TASK DIRECTIONS ->
Transcribe each entry below exactly. Pictures do not go in the copy.
── INFORMATION GIVEN ──
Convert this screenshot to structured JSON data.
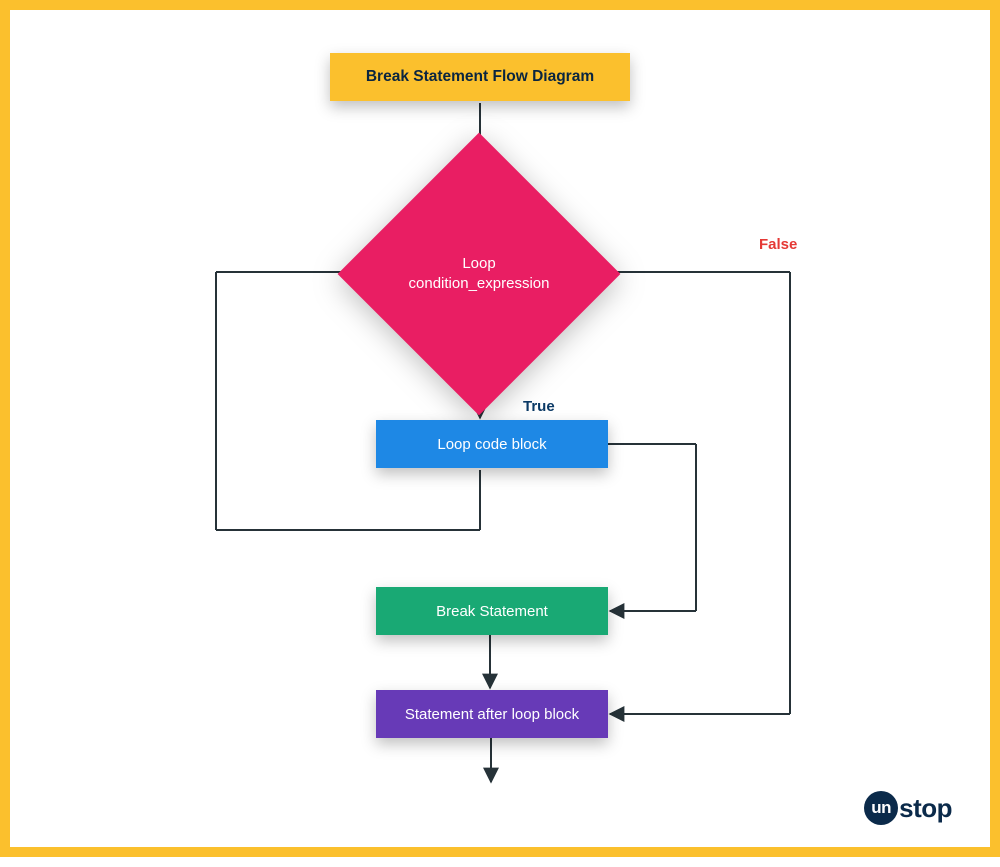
{
  "title": "Break Statement Flow Diagram",
  "nodes": {
    "condition": "Loop\ncondition_expression",
    "code_block": "Loop code block",
    "break_stmt": "Break Statement",
    "after_loop": "Statement after loop block"
  },
  "edge_labels": {
    "true": "True",
    "false": "False"
  },
  "brand": {
    "logo_badge": "un",
    "logo_text": "stop"
  },
  "colors": {
    "border": "#fbc02d",
    "title_bg": "#fbc02d",
    "condition": "#e91e63",
    "code_block": "#1e88e5",
    "break": "#19a974",
    "after": "#673ab7",
    "true_label": "#0b3a66",
    "false_label": "#e53935",
    "arrow": "#263238"
  }
}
───
SOLVED PROBLEM ->
Convert this screenshot to structured JSON data.
{
  "title": "Break Statement Flow Diagram",
  "nodes": {
    "condition": "Loop\ncondition_expression",
    "code_block": "Loop code block",
    "break_stmt": "Break Statement",
    "after_loop": "Statement after loop block"
  },
  "edge_labels": {
    "true": "True",
    "false": "False"
  },
  "brand": {
    "logo_badge": "un",
    "logo_text": "stop"
  },
  "colors": {
    "border": "#fbc02d",
    "title_bg": "#fbc02d",
    "condition": "#e91e63",
    "code_block": "#1e88e5",
    "break": "#19a974",
    "after": "#673ab7",
    "true_label": "#0b3a66",
    "false_label": "#e53935",
    "arrow": "#263238"
  }
}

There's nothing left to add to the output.